Reproduce all of the listing below without alteration.

[Begin RAW DATA]

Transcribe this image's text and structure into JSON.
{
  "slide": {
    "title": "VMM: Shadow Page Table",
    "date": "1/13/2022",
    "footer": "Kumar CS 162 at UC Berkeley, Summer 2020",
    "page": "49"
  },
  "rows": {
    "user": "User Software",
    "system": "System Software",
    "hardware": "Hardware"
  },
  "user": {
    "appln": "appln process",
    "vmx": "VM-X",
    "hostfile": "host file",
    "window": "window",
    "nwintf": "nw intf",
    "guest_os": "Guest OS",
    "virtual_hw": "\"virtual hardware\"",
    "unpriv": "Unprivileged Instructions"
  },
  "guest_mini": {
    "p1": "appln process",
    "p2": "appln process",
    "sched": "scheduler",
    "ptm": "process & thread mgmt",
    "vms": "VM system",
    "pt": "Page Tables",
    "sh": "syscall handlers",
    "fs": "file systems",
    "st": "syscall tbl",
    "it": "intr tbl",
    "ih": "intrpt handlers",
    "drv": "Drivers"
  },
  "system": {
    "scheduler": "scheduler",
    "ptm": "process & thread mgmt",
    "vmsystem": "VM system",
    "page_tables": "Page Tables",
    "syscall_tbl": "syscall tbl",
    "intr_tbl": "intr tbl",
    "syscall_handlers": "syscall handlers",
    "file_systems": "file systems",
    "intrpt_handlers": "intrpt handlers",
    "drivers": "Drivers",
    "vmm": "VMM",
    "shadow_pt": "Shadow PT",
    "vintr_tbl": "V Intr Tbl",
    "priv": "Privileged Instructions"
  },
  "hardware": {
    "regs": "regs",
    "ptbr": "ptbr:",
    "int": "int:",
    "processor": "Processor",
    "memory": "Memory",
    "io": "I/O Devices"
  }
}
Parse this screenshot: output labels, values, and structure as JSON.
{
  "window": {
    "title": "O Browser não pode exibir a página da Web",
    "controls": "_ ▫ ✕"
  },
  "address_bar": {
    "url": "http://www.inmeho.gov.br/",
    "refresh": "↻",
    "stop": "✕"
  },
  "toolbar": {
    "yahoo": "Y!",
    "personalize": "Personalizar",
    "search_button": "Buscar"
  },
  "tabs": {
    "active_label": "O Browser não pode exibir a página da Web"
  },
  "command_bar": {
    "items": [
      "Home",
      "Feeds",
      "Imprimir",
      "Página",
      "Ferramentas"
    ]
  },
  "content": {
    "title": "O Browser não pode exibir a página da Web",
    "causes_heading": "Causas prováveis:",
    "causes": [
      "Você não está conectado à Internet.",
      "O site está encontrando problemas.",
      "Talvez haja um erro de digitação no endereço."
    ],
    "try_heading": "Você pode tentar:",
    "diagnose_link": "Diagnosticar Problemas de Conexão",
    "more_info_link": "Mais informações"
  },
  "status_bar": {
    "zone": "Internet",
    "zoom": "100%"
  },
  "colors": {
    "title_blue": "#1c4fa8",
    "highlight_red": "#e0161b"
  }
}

[End RAW DATA]

● **ANSWER TO THE PROBLEM**
Transcribe this image's text and structure into JSON.
{
  "slide": {
    "title": "VMM: Shadow Page Table",
    "date": "1/13/2022",
    "footer": "Kumar CS 162 at UC Berkeley, Summer 2020",
    "page": "49"
  },
  "rows": {
    "user": "User Software",
    "system": "System Software",
    "hardware": "Hardware"
  },
  "user": {
    "appln": "appln process",
    "vmx": "VM-X",
    "hostfile": "host file",
    "window": "window",
    "nwintf": "nw intf",
    "guest_os": "Guest OS",
    "virtual_hw": "\"virtual hardware\"",
    "unpriv": "Unprivileged Instructions"
  },
  "guest_mini": {
    "p1": "appln process",
    "p2": "appln process",
    "sched": "scheduler",
    "ptm": "process & thread mgmt",
    "vms": "VM system",
    "pt": "Page Tables",
    "sh": "syscall handlers",
    "fs": "file systems",
    "st": "syscall tbl",
    "it": "intr tbl",
    "ih": "intrpt handlers",
    "drv": "Drivers"
  },
  "system": {
    "scheduler": "scheduler",
    "ptm": "process & thread mgmt",
    "vmsystem": "VM system",
    "page_tables": "Page Tables",
    "syscall_tbl": "syscall tbl",
    "intr_tbl": "intr tbl",
    "syscall_handlers": "syscall handlers",
    "file_systems": "file systems",
    "intrpt_handlers": "intrpt handlers",
    "drivers": "Drivers",
    "vmm": "VMM",
    "shadow_pt": "Shadow PT",
    "vintr_tbl": "V Intr Tbl",
    "priv": "Privileged Instructions"
  },
  "hardware": {
    "regs": "regs",
    "ptbr": "ptbr:",
    "int": "int:",
    "processor": "Processor",
    "memory": "Memory",
    "io": "I/O Devices"
  }
}
Parse this screenshot: output labels, values, and structure as JSON.
{
  "window": {
    "title": "O Browser não pode exibir a página da Web",
    "controls": "_ ▫ ✕"
  },
  "address_bar": {
    "url": "http://www.inmeho.gov.br/",
    "refresh": "↻",
    "stop": "✕"
  },
  "toolbar": {
    "yahoo": "Y!",
    "personalize": "Personalizar",
    "search_button": "Buscar"
  },
  "tabs": {
    "active_label": "O Browser não pode exibir a página da Web"
  },
  "command_bar": {
    "items": [
      "Home",
      "Feeds",
      "Imprimir",
      "Página",
      "Ferramentas"
    ]
  },
  "content": {
    "title": "O Browser não pode exibir a página da Web",
    "causes_heading": "Causas prováveis:",
    "causes": [
      "Você não está conectado à Internet.",
      "O site está encontrando problemas.",
      "Talvez haja um erro de digitação no endereço."
    ],
    "try_heading": "Você pode tentar:",
    "diagnose_link": "Diagnosticar Problemas de Conexão",
    "more_info_link": "Mais informações"
  },
  "status_bar": {
    "zone": "Internet",
    "zoom": "100%"
  },
  "colors": {
    "title_blue": "#1c4fa8",
    "highlight_red": "#e0161b"
  }
}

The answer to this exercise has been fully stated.